• [Written task]:
Repeat the records below exactly.

Dataset items
=====

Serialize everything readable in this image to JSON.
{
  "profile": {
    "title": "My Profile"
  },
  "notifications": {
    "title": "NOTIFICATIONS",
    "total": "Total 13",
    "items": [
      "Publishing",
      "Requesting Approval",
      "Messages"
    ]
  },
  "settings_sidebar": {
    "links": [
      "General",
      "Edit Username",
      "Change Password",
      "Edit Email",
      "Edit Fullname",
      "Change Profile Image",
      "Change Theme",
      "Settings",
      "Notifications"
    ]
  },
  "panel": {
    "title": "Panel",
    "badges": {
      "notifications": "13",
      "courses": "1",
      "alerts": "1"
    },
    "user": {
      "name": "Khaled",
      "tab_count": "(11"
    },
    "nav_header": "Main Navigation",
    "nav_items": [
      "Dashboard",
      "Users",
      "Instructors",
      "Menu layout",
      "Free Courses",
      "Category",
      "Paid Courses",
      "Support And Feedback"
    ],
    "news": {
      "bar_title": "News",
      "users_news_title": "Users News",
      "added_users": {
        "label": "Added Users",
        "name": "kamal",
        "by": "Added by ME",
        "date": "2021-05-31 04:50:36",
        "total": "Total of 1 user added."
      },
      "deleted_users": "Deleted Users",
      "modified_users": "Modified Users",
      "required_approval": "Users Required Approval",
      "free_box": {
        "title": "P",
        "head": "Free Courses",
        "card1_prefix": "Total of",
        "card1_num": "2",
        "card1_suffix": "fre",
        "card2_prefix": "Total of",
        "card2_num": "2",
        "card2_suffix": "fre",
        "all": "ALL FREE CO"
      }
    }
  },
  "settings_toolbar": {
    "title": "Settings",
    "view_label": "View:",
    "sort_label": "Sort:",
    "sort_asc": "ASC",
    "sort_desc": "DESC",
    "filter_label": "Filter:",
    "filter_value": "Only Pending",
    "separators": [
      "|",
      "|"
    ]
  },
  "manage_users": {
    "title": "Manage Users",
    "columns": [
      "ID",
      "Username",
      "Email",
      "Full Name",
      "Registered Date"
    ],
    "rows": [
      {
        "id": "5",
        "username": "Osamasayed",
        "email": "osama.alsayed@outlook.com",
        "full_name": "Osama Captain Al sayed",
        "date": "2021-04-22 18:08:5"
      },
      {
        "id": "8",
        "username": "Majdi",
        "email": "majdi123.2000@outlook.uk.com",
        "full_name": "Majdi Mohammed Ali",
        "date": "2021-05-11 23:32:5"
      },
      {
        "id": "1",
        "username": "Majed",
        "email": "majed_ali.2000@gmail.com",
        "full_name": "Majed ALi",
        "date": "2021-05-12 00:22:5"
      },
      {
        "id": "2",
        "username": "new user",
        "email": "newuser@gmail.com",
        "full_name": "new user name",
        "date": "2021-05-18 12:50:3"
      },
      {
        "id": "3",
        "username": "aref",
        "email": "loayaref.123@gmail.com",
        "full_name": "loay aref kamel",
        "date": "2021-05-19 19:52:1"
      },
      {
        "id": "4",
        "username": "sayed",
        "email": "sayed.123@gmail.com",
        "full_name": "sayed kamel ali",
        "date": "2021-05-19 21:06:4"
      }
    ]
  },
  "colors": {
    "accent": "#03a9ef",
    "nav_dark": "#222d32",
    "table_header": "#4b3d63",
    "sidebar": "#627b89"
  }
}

=====

• [Result of this task]:
Serialize everything readable in this image to JSON.
{
  "profile": {
    "title": "My Profile"
  },
  "notifications": {
    "title": "NOTIFICATIONS",
    "total": "Total 13",
    "items": [
      "Publishing",
      "Requesting Approval",
      "Messages"
    ]
  },
  "settings_sidebar": {
    "links": [
      "General",
      "Edit Username",
      "Change Password",
      "Edit Email",
      "Edit Fullname",
      "Change Profile Image",
      "Change Theme",
      "Settings",
      "Notifications"
    ]
  },
  "panel": {
    "title": "Panel",
    "badges": {
      "notifications": "13",
      "courses": "1",
      "alerts": "1"
    },
    "user": {
      "name": "Khaled",
      "tab_count": "(11"
    },
    "nav_header": "Main Navigation",
    "nav_items": [
      "Dashboard",
      "Users",
      "Instructors",
      "Menu layout",
      "Free Courses",
      "Category",
      "Paid Courses",
      "Support And Feedback"
    ],
    "news": {
      "bar_title": "News",
      "users_news_title": "Users News",
      "added_users": {
        "label": "Added Users",
        "name": "kamal",
        "by": "Added by ME",
        "date": "2021-05-31 04:50:36",
        "total": "Total of 1 user added."
      },
      "deleted_users": "Deleted Users",
      "modified_users": "Modified Users",
      "required_approval": "Users Required Approval",
      "free_box": {
        "title": "P",
        "head": "Free Courses",
        "card1_prefix": "Total of",
        "card1_num": "2",
        "card1_suffix": "fre",
        "card2_prefix": "Total of",
        "card2_num": "2",
        "card2_suffix": "fre",
        "all": "ALL FREE CO"
      }
    }
  },
  "settings_toolbar": {
    "title": "Settings",
    "view_label": "View:",
    "sort_label": "Sort:",
    "sort_asc": "ASC",
    "sort_desc": "DESC",
    "filter_label": "Filter:",
    "filter_value": "Only Pending",
    "separators": [
      "|",
      "|"
    ]
  },
  "manage_users": {
    "title": "Manage Users",
    "columns": [
      "ID",
      "Username",
      "Email",
      "Full Name",
      "Registered Date"
    ],
    "rows": [
      {
        "id": "5",
        "username": "Osamasayed",
        "email": "osama.alsayed@outlook.com",
        "full_name": "Osama Captain Al sayed",
        "date": "2021-04-22 18:08:5"
      },
      {
        "id": "8",
        "username": "Majdi",
        "email": "majdi123.2000@outlook.uk.com",
        "full_name": "Majdi Mohammed Ali",
        "date": "2021-05-11 23:32:5"
      },
      {
        "id": "1",
        "username": "Majed",
        "email": "majed_ali.2000@gmail.com",
        "full_name": "Majed ALi",
        "date": "2021-05-12 00:22:5"
      },
      {
        "id": "2",
        "username": "new user",
        "email": "newuser@gmail.com",
        "full_name": "new user name",
        "date": "2021-05-18 12:50:3"
      },
      {
        "id": "3",
        "username": "aref",
        "email": "loayaref.123@gmail.com",
        "full_name": "loay aref kamel",
        "date": "2021-05-19 19:52:1"
      },
      {
        "id": "4",
        "username": "sayed",
        "email": "sayed.123@gmail.com",
        "full_name": "sayed kamel ali",
        "date": "2021-05-19 21:06:4"
      }
    ]
  },
  "colors": {
    "accent": "#03a9ef",
    "nav_dark": "#222d32",
    "table_header": "#4b3d63",
    "sidebar": "#627b89"
  }
}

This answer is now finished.